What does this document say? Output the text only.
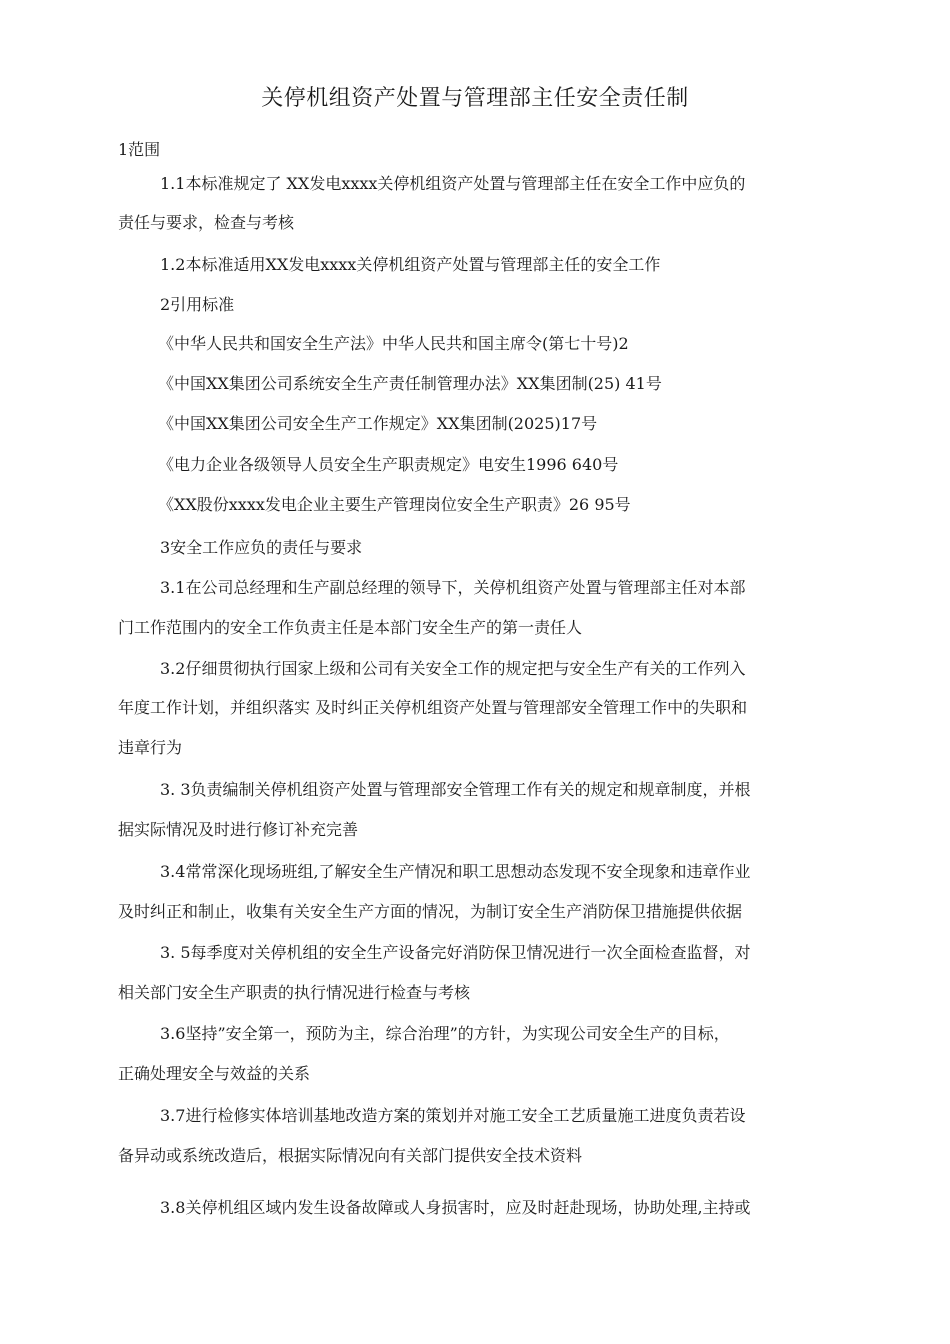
关停机组资产处置与管理部主任安全责任制
1范围
1.1本标准规定了 XX发电xxxx关停机组资产处置与管理部主任在安全工作中应负的
责任与要求，检查与考核
1.2本标准适用XX发电xxxx关停机组资产处置与管理部主任的安全工作
2引用标准
《中华人民共和国安全生产法》中华人民共和国主席令(第七十号)2
《中国XX集团公司系统安全生产责任制管理办法》XX集团制(25) 41号
《中国XX集团公司安全生产工作规定》XX集团制(2025)17号
《电力企业各级领导人员安全生产职责规定》电安生1996 640号
《XX股份xxxx发电企业主要生产管理岗位安全生产职责》26 95号
3安全工作应负的责任与要求
3.1在公司总经理和生产副总经理的领导下，关停机组资产处置与管理部主任对本部
门工作范围内的安全工作负责主任是本部门安全生产的第一责任人
3.2仔细贯彻执行国家上级和公司有关安全工作的规定把与安全生产有关的工作列入
年度工作计划，并组织落实 及时纠正关停机组资产处置与管理部安全管理工作中的失职和
违章行为
3. 3负责编制关停机组资产处置与管理部安全管理工作有关的规定和规章制度，并根
据实际情况及时进行修订补充完善
3.4常常深化现场班组,了解安全生产情况和职工思想动态发现不安全现象和违章作业
及时纠正和制止，收集有关安全生产方面的情况，为制订安全生产消防保卫措施提供依据
3. 5每季度对关停机组的安全生产设备完好消防保卫情况进行一次全面检查监督，对
相关部门安全生产职责的执行情况进行检查与考核
3.6坚持”安全第一，预防为主，综合治理”的方针，为实现公司安全生产的目标，
正确处理安全与效益的关系
3.7进行检修实体培训基地改造方案的策划并对施工安全工艺质量施工进度负责若设
备异动或系统改造后，根据实际情况向有关部门提供安全技术资料
3.8关停机组区域内发生设备故障或人身损害时，应及时赶赴现场，协助处理,主持或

▶ [TO DO]:
Repeat the data in full and exactly. Omit pictures.

▶ [OUTPUT]:
What does this document say? Output the text only.
关停机组资产处置与管理部主任安全责任制
1范围
1.1本标准规定了 XX发电xxxx关停机组资产处置与管理部主任在安全工作中应负的
责任与要求，检查与考核
1.2本标准适用XX发电xxxx关停机组资产处置与管理部主任的安全工作
2引用标准
《中华人民共和国安全生产法》中华人民共和国主席令(第七十号)2
《中国XX集团公司系统安全生产责任制管理办法》XX集团制(25) 41号
《中国XX集团公司安全生产工作规定》XX集团制(2025)17号
《电力企业各级领导人员安全生产职责规定》电安生1996 640号
《XX股份xxxx发电企业主要生产管理岗位安全生产职责》26 95号
3安全工作应负的责任与要求
3.1在公司总经理和生产副总经理的领导下，关停机组资产处置与管理部主任对本部
门工作范围内的安全工作负责主任是本部门安全生产的第一责任人
3.2仔细贯彻执行国家上级和公司有关安全工作的规定把与安全生产有关的工作列入
年度工作计划，并组织落实 及时纠正关停机组资产处置与管理部安全管理工作中的失职和
违章行为
3. 3负责编制关停机组资产处置与管理部安全管理工作有关的规定和规章制度，并根
据实际情况及时进行修订补充完善
3.4常常深化现场班组,了解安全生产情况和职工思想动态发现不安全现象和违章作业
及时纠正和制止，收集有关安全生产方面的情况，为制订安全生产消防保卫措施提供依据
3. 5每季度对关停机组的安全生产设备完好消防保卫情况进行一次全面检查监督，对
相关部门安全生产职责的执行情况进行检查与考核
3.6坚持”安全第一，预防为主，综合治理”的方针，为实现公司安全生产的目标，
正确处理安全与效益的关系
3.7进行检修实体培训基地改造方案的策划并对施工安全工艺质量施工进度负责若设
备异动或系统改造后，根据实际情况向有关部门提供安全技术资料
3.8关停机组区域内发生设备故障或人身损害时，应及时赶赴现场，协助处理,主持或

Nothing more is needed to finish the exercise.